### Exercise materials
⟨

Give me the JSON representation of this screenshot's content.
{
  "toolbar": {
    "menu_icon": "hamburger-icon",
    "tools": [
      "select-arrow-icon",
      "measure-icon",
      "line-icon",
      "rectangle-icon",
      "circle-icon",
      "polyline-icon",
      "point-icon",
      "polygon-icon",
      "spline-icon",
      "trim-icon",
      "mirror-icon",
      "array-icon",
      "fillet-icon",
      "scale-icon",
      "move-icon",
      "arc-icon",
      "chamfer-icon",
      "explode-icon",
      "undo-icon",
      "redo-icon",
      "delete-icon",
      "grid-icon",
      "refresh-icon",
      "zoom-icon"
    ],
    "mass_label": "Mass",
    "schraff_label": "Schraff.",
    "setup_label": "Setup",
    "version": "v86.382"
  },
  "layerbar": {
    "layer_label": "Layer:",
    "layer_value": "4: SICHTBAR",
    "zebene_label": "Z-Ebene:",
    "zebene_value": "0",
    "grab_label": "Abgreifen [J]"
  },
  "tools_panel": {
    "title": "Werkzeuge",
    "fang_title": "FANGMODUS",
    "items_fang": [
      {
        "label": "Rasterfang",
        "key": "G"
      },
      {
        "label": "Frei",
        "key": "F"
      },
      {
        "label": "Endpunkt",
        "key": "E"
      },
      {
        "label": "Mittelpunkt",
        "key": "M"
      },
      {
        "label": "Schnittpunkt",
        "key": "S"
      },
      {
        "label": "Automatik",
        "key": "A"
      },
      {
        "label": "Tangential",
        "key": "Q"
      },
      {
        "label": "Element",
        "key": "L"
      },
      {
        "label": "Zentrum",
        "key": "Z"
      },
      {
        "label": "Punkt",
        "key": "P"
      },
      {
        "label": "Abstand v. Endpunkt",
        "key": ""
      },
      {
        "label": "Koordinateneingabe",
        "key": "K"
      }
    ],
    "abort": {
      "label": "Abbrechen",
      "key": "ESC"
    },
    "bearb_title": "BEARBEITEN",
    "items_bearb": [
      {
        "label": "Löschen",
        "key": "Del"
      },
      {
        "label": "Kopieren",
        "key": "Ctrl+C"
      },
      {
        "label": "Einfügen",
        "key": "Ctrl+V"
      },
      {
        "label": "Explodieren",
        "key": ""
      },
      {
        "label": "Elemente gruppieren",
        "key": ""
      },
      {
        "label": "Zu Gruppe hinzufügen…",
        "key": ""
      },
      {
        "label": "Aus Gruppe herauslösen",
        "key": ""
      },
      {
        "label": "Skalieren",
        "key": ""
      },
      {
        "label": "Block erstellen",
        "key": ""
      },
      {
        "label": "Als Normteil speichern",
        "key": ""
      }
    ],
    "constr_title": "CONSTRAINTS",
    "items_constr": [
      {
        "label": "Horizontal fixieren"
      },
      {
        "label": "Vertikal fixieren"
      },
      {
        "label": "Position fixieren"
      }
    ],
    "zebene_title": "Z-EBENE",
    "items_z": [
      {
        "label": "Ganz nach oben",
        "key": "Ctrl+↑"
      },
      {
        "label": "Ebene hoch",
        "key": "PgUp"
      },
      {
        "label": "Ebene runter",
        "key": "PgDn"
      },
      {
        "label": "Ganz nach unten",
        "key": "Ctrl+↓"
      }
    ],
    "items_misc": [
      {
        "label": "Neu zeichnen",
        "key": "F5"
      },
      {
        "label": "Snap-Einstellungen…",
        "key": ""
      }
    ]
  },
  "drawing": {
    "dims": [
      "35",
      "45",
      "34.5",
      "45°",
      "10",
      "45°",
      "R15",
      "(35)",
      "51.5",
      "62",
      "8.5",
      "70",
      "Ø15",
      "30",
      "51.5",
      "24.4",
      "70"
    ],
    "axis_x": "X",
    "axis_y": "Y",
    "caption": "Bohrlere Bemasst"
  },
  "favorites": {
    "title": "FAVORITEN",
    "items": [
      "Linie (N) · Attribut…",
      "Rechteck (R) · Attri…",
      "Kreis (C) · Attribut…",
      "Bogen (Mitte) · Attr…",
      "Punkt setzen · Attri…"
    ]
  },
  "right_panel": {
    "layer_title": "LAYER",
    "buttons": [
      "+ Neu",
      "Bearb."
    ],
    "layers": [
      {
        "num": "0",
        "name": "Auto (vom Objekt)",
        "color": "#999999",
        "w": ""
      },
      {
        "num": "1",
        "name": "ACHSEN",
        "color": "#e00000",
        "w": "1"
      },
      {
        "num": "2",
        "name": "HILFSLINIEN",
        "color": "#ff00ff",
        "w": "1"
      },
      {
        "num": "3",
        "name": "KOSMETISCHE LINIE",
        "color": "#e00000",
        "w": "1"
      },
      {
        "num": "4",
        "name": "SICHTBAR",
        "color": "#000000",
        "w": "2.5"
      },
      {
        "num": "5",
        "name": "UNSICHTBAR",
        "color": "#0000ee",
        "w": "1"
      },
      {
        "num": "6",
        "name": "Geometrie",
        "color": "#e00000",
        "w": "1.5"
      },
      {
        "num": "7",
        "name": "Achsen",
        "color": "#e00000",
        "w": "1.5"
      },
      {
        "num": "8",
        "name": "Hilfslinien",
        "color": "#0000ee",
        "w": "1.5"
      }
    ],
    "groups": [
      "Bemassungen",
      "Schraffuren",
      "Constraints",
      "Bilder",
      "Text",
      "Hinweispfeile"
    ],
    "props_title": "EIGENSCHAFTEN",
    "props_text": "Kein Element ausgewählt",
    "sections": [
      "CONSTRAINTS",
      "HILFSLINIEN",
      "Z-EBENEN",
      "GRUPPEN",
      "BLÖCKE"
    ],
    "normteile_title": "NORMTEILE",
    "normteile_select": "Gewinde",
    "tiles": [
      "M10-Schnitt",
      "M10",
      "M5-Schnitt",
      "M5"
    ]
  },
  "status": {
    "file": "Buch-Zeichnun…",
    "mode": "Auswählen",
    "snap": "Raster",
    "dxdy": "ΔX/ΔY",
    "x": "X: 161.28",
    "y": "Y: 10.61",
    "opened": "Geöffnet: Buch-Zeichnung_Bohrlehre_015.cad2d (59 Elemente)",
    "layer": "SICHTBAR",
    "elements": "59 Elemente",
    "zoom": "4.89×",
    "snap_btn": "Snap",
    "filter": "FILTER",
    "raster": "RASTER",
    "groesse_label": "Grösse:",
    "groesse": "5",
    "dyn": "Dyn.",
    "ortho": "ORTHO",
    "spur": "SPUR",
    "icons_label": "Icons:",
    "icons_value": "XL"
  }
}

⟩

### Task objective
Repeat back the data above, exact to the last character.

### Right answer
Give me the JSON representation of this screenshot's content.
{
  "toolbar": {
    "menu_icon": "hamburger-icon",
    "tools": [
      "select-arrow-icon",
      "measure-icon",
      "line-icon",
      "rectangle-icon",
      "circle-icon",
      "polyline-icon",
      "point-icon",
      "polygon-icon",
      "spline-icon",
      "trim-icon",
      "mirror-icon",
      "array-icon",
      "fillet-icon",
      "scale-icon",
      "move-icon",
      "arc-icon",
      "chamfer-icon",
      "explode-icon",
      "undo-icon",
      "redo-icon",
      "delete-icon",
      "grid-icon",
      "refresh-icon",
      "zoom-icon"
    ],
    "mass_label": "Mass",
    "schraff_label": "Schraff.",
    "setup_label": "Setup",
    "version": "v86.382"
  },
  "layerbar": {
    "layer_label": "Layer:",
    "layer_value": "4: SICHTBAR",
    "zebene_label": "Z-Ebene:",
    "zebene_value": "0",
    "grab_label": "Abgreifen [J]"
  },
  "tools_panel": {
    "title": "Werkzeuge",
    "fang_title": "FANGMODUS",
    "items_fang": [
      {
        "label": "Rasterfang",
        "key": "G"
      },
      {
        "label": "Frei",
        "key": "F"
      },
      {
        "label": "Endpunkt",
        "key": "E"
      },
      {
        "label": "Mittelpunkt",
        "key": "M"
      },
      {
        "label": "Schnittpunkt",
        "key": "S"
      },
      {
        "label": "Automatik",
        "key": "A"
      },
      {
        "label": "Tangential",
        "key": "Q"
      },
      {
        "label": "Element",
        "key": "L"
      },
      {
        "label": "Zentrum",
        "key": "Z"
      },
      {
        "label": "Punkt",
        "key": "P"
      },
      {
        "label": "Abstand v. Endpunkt",
        "key": ""
      },
      {
        "label": "Koordinateneingabe",
        "key": "K"
      }
    ],
    "abort": {
      "label": "Abbrechen",
      "key": "ESC"
    },
    "bearb_title": "BEARBEITEN",
    "items_bearb": [
      {
        "label": "Löschen",
        "key": "Del"
      },
      {
        "label": "Kopieren",
        "key": "Ctrl+C"
      },
      {
        "label": "Einfügen",
        "key": "Ctrl+V"
      },
      {
        "label": "Explodieren",
        "key": ""
      },
      {
        "label": "Elemente gruppieren",
        "key": ""
      },
      {
        "label": "Zu Gruppe hinzufügen…",
        "key": ""
      },
      {
        "label": "Aus Gruppe herauslösen",
        "key": ""
      },
      {
        "label": "Skalieren",
        "key": ""
      },
      {
        "label": "Block erstellen",
        "key": ""
      },
      {
        "label": "Als Normteil speichern",
        "key": ""
      }
    ],
    "constr_title": "CONSTRAINTS",
    "items_constr": [
      {
        "label": "Horizontal fixieren"
      },
      {
        "label": "Vertikal fixieren"
      },
      {
        "label": "Position fixieren"
      }
    ],
    "zebene_title": "Z-EBENE",
    "items_z": [
      {
        "label": "Ganz nach oben",
        "key": "Ctrl+↑"
      },
      {
        "label": "Ebene hoch",
        "key": "PgUp"
      },
      {
        "label": "Ebene runter",
        "key": "PgDn"
      },
      {
        "label": "Ganz nach unten",
        "key": "Ctrl+↓"
      }
    ],
    "items_misc": [
      {
        "label": "Neu zeichnen",
        "key": "F5"
      },
      {
        "label": "Snap-Einstellungen…",
        "key": ""
      }
    ]
  },
  "drawing": {
    "dims": [
      "35",
      "45",
      "34.5",
      "45°",
      "10",
      "45°",
      "R15",
      "(35)",
      "51.5",
      "62",
      "8.5",
      "70",
      "Ø15",
      "30",
      "51.5",
      "24.4",
      "70"
    ],
    "axis_x": "X",
    "axis_y": "Y",
    "caption": "Bohrlere Bemasst"
  },
  "favorites": {
    "title": "FAVORITEN",
    "items": [
      "Linie (N) · Attribut…",
      "Rechteck (R) · Attri…",
      "Kreis (C) · Attribut…",
      "Bogen (Mitte) · Attr…",
      "Punkt setzen · Attri…"
    ]
  },
  "right_panel": {
    "layer_title": "LAYER",
    "buttons": [
      "+ Neu",
      "Bearb."
    ],
    "layers": [
      {
        "num": "0",
        "name": "Auto (vom Objekt)",
        "color": "#999999",
        "w": ""
      },
      {
        "num": "1",
        "name": "ACHSEN",
        "color": "#e00000",
        "w": "1"
      },
      {
        "num": "2",
        "name": "HILFSLINIEN",
        "color": "#ff00ff",
        "w": "1"
      },
      {
        "num": "3",
        "name": "KOSMETISCHE LINIE",
        "color": "#e00000",
        "w": "1"
      },
      {
        "num": "4",
        "name": "SICHTBAR",
        "color": "#000000",
        "w": "2.5"
      },
      {
        "num": "5",
        "name": "UNSICHTBAR",
        "color": "#0000ee",
        "w": "1"
      },
      {
        "num": "6",
        "name": "Geometrie",
        "color": "#e00000",
        "w": "1.5"
      },
      {
        "num": "7",
        "name": "Achsen",
        "color": "#e00000",
        "w": "1.5"
      },
      {
        "num": "8",
        "name": "Hilfslinien",
        "color": "#0000ee",
        "w": "1.5"
      }
    ],
    "groups": [
      "Bemassungen",
      "Schraffuren",
      "Constraints",
      "Bilder",
      "Text",
      "Hinweispfeile"
    ],
    "props_title": "EIGENSCHAFTEN",
    "props_text": "Kein Element ausgewählt",
    "sections": [
      "CONSTRAINTS",
      "HILFSLINIEN",
      "Z-EBENEN",
      "GRUPPEN",
      "BLÖCKE"
    ],
    "normteile_title": "NORMTEILE",
    "normteile_select": "Gewinde",
    "tiles": [
      "M10-Schnitt",
      "M10",
      "M5-Schnitt",
      "M5"
    ]
  },
  "status": {
    "file": "Buch-Zeichnun…",
    "mode": "Auswählen",
    "snap": "Raster",
    "dxdy": "ΔX/ΔY",
    "x": "X: 161.28",
    "y": "Y: 10.61",
    "opened": "Geöffnet: Buch-Zeichnung_Bohrlehre_015.cad2d (59 Elemente)",
    "layer": "SICHTBAR",
    "elements": "59 Elemente",
    "zoom": "4.89×",
    "snap_btn": "Snap",
    "filter": "FILTER",
    "raster": "RASTER",
    "groesse_label": "Grösse:",
    "groesse": "5",
    "dyn": "Dyn.",
    "ortho": "ORTHO",
    "spur": "SPUR",
    "icons_label": "Icons:",
    "icons_value": "XL"
  }
}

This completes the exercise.